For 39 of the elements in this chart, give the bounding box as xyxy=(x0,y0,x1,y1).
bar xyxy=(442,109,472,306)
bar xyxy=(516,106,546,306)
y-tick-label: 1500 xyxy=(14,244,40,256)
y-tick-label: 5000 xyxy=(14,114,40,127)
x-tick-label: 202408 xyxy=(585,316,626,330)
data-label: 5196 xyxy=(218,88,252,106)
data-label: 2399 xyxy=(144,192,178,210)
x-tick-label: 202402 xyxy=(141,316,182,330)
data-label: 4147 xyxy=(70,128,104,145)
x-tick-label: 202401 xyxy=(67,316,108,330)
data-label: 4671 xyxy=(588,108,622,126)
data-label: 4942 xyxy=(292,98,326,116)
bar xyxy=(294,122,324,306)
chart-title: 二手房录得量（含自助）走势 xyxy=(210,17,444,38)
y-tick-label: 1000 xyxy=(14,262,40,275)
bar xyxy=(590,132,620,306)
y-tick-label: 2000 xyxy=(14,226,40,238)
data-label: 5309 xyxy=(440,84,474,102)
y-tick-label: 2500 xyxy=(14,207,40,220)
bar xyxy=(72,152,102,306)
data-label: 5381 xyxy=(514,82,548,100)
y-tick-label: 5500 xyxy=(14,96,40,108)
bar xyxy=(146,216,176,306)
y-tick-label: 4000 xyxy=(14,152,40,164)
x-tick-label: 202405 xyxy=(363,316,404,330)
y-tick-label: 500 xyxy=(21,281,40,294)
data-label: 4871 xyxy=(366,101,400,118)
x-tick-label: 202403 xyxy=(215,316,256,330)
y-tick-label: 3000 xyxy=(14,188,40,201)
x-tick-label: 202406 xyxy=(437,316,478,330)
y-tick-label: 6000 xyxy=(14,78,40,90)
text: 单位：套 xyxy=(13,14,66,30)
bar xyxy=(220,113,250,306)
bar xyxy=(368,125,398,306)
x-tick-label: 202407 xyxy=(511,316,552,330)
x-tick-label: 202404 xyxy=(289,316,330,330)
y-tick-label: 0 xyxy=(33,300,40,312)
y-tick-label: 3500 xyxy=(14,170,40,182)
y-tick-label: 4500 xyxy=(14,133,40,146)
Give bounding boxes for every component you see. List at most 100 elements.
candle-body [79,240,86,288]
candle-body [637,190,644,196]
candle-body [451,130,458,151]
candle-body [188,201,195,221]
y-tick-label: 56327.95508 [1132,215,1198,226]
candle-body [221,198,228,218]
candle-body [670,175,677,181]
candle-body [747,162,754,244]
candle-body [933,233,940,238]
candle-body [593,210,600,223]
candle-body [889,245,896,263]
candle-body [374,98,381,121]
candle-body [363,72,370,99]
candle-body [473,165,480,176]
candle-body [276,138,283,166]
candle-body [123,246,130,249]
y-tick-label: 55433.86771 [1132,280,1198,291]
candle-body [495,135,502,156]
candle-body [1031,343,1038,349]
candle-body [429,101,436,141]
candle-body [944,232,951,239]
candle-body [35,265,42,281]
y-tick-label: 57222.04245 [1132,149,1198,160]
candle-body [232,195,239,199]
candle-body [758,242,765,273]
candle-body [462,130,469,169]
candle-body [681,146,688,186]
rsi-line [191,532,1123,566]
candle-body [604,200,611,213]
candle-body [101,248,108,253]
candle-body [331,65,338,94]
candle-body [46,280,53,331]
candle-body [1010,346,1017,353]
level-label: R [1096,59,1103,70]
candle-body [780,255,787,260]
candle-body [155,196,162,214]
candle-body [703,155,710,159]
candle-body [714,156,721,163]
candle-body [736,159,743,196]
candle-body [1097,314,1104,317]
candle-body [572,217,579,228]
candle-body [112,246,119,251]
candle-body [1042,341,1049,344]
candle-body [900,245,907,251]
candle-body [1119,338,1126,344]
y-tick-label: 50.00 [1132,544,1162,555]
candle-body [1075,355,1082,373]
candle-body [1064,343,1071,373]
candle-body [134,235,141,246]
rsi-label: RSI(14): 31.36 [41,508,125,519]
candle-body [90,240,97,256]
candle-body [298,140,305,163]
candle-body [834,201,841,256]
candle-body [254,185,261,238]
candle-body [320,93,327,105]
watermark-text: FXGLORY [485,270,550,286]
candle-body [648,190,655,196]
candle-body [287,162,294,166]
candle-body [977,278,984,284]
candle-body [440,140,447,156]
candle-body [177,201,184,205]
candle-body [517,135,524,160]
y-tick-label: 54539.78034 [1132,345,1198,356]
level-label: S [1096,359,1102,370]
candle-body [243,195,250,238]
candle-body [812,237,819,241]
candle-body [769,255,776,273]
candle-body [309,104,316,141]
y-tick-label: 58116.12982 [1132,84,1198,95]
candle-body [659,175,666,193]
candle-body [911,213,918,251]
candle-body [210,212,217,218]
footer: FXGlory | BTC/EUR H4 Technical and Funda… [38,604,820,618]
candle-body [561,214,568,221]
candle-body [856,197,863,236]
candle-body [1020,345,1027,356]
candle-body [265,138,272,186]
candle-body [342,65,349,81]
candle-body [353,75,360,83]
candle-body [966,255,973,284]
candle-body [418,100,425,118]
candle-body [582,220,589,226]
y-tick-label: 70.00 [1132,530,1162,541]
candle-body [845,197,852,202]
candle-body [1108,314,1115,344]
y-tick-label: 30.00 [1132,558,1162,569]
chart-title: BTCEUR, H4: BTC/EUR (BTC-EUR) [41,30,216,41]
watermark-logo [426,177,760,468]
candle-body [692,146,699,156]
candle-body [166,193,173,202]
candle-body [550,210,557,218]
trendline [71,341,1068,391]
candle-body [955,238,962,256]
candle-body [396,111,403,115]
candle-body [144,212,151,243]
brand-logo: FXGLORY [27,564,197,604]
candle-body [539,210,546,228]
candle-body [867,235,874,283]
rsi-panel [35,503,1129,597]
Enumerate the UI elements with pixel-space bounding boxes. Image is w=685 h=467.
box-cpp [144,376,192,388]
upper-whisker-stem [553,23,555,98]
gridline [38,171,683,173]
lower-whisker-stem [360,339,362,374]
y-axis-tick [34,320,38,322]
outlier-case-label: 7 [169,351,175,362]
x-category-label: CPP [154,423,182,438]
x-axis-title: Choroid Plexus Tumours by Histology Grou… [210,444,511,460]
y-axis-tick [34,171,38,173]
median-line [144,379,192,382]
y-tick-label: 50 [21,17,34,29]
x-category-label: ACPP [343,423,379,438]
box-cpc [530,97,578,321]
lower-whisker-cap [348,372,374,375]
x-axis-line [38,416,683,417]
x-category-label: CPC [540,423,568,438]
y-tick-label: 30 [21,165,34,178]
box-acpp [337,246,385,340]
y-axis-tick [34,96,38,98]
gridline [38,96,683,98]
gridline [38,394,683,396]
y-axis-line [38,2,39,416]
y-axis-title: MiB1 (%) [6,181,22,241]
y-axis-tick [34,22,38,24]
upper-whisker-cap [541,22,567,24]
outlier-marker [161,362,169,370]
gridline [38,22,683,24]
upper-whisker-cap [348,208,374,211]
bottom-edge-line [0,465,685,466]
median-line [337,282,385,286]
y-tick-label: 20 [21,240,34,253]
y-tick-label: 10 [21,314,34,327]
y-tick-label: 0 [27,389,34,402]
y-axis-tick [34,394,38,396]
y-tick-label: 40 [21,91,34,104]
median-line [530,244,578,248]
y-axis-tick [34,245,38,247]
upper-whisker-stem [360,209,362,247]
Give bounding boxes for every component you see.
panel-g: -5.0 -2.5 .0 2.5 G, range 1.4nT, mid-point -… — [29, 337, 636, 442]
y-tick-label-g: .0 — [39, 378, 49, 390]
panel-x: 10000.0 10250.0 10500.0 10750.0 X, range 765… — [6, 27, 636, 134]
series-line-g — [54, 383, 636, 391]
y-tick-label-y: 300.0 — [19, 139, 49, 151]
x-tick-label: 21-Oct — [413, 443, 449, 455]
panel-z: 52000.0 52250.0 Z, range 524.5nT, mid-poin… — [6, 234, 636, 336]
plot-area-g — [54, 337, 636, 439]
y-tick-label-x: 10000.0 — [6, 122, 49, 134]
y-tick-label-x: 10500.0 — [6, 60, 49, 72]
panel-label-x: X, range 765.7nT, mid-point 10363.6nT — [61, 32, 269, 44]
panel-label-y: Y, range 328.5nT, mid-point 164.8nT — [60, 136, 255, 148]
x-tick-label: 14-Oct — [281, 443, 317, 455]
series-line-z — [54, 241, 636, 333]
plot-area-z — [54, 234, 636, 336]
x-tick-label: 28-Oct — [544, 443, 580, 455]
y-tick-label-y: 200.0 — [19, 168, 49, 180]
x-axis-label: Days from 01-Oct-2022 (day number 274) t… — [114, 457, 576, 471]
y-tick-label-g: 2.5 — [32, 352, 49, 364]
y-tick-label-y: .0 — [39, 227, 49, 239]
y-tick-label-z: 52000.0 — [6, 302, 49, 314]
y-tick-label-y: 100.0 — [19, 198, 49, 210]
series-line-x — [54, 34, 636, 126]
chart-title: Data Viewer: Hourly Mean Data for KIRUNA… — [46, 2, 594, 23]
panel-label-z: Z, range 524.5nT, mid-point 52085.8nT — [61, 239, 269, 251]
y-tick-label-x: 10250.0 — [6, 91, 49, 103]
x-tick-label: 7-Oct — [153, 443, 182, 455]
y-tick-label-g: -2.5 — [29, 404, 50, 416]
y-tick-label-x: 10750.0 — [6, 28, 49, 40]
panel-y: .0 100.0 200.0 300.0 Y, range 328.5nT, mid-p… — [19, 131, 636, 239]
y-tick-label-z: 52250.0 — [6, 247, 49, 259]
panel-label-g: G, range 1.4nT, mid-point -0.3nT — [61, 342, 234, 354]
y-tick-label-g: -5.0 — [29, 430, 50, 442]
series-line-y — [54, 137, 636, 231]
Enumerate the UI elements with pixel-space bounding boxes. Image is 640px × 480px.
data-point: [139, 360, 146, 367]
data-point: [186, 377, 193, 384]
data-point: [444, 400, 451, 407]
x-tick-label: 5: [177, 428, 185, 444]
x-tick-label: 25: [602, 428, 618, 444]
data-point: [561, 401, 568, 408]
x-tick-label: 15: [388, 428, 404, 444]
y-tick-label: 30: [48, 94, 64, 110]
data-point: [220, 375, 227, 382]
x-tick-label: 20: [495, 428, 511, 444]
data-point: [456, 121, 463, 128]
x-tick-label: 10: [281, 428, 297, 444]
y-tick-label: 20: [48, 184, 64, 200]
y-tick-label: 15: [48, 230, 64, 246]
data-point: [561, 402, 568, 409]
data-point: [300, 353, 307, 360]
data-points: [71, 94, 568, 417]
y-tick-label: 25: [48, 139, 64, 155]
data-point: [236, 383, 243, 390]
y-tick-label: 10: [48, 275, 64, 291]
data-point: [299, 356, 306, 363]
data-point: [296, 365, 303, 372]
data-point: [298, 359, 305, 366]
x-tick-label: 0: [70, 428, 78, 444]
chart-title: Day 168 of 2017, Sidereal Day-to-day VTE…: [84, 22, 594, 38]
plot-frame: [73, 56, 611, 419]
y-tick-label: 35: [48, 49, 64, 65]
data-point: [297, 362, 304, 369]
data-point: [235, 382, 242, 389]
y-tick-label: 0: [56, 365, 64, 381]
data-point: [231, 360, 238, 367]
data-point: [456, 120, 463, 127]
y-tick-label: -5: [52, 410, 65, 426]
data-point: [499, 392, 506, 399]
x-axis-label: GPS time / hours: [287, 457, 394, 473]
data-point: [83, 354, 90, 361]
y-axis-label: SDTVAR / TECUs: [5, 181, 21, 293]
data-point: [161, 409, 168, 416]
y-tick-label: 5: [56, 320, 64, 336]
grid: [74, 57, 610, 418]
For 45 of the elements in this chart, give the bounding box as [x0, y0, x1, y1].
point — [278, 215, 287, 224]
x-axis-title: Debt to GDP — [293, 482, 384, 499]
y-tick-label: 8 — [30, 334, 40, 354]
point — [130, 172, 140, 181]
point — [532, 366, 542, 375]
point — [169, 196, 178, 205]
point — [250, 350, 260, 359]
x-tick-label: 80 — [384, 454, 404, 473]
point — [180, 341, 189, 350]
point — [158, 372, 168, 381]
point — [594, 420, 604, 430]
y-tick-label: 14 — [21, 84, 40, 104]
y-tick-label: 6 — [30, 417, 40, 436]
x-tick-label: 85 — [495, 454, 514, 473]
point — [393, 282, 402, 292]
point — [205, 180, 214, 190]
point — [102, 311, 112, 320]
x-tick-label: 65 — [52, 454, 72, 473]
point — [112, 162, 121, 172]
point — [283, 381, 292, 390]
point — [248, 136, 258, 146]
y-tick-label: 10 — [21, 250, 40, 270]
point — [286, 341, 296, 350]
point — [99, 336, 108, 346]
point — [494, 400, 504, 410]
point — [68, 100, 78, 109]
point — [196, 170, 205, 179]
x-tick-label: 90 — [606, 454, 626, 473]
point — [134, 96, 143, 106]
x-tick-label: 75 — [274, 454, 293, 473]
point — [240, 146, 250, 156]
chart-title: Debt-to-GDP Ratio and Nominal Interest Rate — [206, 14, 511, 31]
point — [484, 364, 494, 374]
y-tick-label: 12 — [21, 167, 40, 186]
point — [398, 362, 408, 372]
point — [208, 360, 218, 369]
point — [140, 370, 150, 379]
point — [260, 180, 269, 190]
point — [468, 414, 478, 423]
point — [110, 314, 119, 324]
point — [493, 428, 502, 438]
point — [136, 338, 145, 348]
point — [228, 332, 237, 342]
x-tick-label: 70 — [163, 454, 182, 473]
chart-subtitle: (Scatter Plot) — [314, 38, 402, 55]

- - - - -

■ **OBJECTIVE**:
Collect every row above that contains the string "pixel", and copy each such row in full. Case counts.

■ **WRITTEN REPLY**:
Enumerate the UI elements with pixel-space bounding boxes. Image is w=685 h=467.
Enumerate the UI elements with pixel-space bounding boxes. Image is 640px × 480px.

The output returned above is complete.